[Saved data entries]
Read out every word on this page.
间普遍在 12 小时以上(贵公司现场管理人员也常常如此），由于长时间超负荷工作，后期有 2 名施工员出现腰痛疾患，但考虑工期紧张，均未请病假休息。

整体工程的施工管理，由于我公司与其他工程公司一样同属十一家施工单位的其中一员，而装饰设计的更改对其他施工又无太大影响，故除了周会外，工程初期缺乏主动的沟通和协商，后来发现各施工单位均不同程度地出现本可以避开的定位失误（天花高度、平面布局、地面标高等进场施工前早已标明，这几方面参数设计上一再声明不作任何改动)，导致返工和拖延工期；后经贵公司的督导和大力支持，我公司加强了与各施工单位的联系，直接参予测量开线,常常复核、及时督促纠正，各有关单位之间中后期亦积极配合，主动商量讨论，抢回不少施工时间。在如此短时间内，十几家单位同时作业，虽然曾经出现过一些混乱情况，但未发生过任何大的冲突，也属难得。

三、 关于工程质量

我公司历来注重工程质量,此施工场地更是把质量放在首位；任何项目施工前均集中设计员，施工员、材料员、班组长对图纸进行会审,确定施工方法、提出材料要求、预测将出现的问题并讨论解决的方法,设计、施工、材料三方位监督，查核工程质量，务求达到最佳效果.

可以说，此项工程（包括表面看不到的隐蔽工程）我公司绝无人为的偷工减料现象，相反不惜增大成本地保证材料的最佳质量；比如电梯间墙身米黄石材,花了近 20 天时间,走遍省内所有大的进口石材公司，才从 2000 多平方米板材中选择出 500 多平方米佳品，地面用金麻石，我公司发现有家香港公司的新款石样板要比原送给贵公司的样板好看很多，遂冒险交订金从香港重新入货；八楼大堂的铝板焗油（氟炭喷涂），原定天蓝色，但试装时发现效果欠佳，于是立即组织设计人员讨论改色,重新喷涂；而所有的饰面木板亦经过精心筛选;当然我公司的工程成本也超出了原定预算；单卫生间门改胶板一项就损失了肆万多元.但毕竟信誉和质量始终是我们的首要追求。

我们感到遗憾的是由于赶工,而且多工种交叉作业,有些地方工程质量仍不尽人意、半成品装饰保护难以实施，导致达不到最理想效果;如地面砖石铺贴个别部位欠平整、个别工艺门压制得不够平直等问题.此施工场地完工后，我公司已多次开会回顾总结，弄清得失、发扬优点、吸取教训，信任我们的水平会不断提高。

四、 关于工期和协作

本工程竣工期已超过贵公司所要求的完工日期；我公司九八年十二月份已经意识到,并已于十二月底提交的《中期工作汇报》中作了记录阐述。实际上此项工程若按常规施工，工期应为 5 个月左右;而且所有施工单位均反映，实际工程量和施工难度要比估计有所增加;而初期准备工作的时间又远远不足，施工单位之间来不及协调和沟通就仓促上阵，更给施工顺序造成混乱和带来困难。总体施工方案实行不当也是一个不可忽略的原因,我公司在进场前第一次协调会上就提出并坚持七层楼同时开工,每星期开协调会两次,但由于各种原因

---

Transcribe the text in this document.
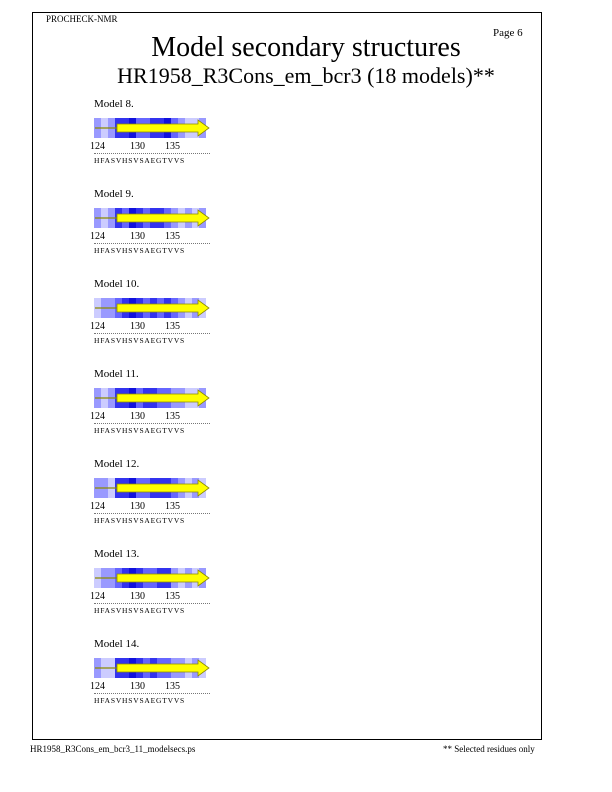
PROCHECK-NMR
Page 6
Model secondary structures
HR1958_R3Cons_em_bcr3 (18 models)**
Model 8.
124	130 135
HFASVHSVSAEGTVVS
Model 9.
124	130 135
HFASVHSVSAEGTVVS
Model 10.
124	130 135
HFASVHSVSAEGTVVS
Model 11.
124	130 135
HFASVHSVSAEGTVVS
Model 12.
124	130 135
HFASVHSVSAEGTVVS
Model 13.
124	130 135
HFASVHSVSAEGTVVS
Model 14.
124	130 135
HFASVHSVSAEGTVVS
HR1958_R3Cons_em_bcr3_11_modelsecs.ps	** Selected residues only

* **Written request**
Work through the data and report how many of its lines hold the word "this", giving only the figure.

* **Expected answer**
2